Items from a dataset ::
################

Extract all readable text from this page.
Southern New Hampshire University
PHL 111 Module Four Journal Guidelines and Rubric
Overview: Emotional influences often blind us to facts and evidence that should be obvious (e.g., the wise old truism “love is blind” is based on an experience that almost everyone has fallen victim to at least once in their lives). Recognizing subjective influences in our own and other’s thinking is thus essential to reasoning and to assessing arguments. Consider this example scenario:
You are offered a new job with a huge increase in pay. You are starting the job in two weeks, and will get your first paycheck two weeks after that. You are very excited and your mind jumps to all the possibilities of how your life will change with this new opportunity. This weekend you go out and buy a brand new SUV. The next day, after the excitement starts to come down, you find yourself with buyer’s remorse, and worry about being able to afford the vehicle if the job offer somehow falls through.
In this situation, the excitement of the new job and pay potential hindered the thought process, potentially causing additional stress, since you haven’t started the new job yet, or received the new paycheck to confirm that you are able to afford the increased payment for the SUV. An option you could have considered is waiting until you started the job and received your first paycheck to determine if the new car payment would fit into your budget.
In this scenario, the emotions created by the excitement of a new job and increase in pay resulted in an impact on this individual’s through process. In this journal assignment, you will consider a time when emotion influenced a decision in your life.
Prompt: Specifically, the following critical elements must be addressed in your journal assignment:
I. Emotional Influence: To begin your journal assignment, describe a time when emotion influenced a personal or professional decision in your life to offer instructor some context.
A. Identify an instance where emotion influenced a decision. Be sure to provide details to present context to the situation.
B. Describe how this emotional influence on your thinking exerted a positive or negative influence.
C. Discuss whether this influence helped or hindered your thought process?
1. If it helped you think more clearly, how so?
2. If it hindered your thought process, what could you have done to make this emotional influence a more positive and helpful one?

################

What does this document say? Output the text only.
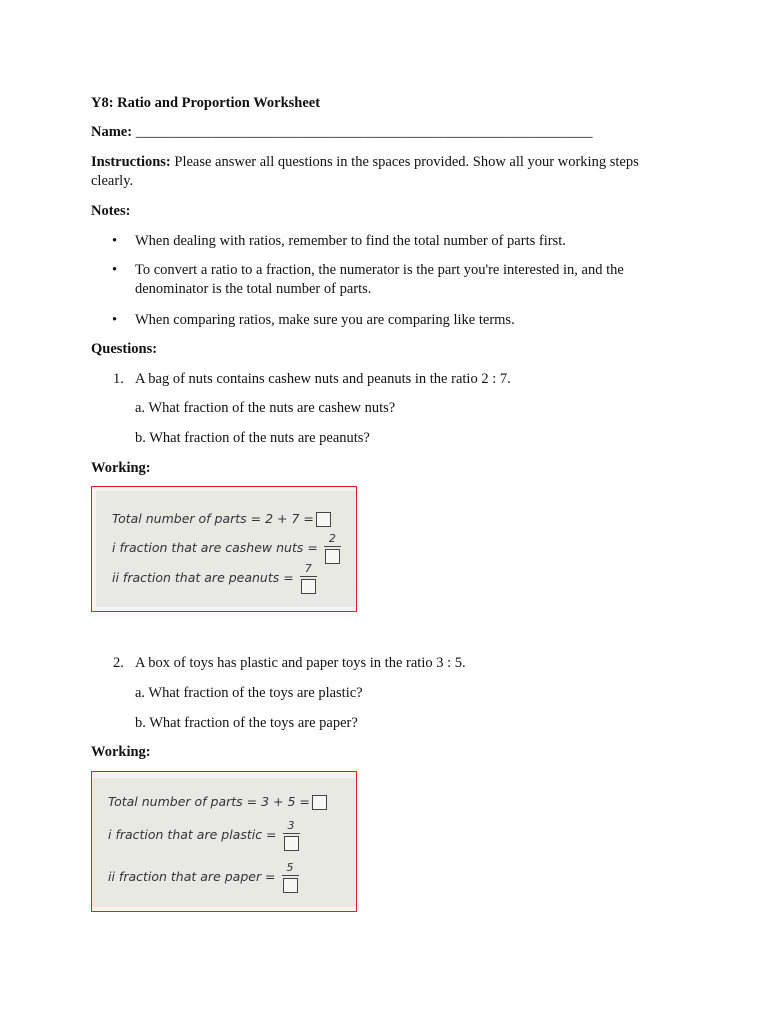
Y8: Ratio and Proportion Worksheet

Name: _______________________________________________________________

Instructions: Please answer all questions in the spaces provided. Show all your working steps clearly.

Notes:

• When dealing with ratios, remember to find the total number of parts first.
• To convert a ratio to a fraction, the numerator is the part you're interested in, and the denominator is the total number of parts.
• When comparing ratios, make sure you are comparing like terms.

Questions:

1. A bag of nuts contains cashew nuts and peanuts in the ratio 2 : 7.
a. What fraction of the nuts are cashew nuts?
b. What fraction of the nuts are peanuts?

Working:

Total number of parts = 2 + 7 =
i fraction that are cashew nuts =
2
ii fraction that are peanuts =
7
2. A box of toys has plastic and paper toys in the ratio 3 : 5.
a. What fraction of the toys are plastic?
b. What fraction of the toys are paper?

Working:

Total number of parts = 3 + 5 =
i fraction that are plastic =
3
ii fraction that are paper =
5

################

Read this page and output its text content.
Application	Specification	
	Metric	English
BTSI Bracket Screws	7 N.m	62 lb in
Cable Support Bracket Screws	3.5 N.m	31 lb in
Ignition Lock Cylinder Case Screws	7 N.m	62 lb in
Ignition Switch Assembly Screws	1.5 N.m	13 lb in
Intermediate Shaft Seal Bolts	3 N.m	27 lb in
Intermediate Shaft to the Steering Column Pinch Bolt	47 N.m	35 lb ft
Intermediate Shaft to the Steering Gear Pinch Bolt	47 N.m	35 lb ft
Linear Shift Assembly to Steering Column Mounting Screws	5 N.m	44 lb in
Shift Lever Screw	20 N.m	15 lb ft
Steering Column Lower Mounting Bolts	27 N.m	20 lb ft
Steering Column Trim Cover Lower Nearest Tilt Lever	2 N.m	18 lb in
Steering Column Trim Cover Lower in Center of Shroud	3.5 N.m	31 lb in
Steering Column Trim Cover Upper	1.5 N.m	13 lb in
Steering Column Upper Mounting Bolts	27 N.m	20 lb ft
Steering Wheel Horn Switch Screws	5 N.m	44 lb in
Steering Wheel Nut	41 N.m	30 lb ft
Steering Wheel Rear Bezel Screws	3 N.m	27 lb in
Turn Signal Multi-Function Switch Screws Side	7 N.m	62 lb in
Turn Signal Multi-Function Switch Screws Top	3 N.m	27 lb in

################

WORK INSTRUCTIONS :: Filter the entries down to the lines containing "Ignition". Copy each of those lines.

OUTPUT FOR THIS TASK ::
Ignition Lock Cylinder Case Screws	7 N.m	62 lb in
Ignition Switch Assembly Screws	1.5 N.m	13 lb in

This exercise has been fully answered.